───── Provided records ─────

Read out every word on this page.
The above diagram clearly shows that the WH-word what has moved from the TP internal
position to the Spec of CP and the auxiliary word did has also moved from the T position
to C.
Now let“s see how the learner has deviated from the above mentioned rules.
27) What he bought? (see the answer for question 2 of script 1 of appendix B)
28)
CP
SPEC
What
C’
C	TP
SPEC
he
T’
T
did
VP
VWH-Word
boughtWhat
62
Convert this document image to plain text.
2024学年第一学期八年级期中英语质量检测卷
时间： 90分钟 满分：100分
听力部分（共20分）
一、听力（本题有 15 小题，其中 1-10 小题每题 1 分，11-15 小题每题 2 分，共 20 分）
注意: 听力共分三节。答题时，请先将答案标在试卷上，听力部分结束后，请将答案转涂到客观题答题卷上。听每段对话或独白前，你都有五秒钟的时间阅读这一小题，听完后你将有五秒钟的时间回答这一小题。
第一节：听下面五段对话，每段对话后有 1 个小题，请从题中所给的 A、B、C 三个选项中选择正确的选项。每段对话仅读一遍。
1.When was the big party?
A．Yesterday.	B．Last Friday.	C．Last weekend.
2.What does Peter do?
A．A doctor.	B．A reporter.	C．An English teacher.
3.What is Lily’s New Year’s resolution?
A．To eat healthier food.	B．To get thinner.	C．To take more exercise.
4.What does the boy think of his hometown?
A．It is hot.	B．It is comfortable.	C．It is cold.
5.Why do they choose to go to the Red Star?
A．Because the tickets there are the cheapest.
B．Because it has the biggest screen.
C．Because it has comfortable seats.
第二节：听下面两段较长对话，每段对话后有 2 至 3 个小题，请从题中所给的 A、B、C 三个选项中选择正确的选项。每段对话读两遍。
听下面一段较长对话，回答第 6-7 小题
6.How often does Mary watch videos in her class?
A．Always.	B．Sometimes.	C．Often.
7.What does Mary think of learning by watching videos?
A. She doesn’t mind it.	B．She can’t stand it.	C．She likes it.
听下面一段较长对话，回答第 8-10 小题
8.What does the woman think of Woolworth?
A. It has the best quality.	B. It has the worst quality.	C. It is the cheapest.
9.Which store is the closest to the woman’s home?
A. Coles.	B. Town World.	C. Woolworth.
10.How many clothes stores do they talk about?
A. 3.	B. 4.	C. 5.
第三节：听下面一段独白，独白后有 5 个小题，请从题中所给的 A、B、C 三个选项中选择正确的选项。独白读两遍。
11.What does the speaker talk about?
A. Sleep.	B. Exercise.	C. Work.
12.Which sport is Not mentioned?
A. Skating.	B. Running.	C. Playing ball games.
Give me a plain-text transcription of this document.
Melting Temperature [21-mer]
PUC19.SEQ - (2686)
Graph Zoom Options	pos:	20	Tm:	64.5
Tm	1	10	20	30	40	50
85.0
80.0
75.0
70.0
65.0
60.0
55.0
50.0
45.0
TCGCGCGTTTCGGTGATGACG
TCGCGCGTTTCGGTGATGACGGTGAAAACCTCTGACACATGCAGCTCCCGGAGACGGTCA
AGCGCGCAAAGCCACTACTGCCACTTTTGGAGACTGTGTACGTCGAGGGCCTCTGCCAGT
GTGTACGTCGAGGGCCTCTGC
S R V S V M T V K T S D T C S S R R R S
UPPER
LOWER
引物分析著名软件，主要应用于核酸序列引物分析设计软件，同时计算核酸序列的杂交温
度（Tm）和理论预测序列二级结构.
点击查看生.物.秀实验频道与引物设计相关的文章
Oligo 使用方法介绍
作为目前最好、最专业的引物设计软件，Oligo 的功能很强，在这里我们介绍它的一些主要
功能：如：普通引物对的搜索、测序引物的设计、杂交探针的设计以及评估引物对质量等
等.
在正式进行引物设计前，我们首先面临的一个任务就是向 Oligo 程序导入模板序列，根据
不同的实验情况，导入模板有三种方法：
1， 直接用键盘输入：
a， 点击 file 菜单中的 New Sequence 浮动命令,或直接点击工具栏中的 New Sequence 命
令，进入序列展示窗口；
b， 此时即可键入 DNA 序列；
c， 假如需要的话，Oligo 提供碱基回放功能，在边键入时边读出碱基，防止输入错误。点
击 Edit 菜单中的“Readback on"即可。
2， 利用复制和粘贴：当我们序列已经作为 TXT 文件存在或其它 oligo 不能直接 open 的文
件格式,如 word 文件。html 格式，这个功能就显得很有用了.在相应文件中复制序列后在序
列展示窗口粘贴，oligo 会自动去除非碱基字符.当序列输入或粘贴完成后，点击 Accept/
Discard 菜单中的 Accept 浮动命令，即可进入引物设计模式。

─────

**Short exercise**
Extract all lines containing the word "talk".

**Answer to this task**
10.How many clothes stores do they talk about?
11.What does the speaker talk about?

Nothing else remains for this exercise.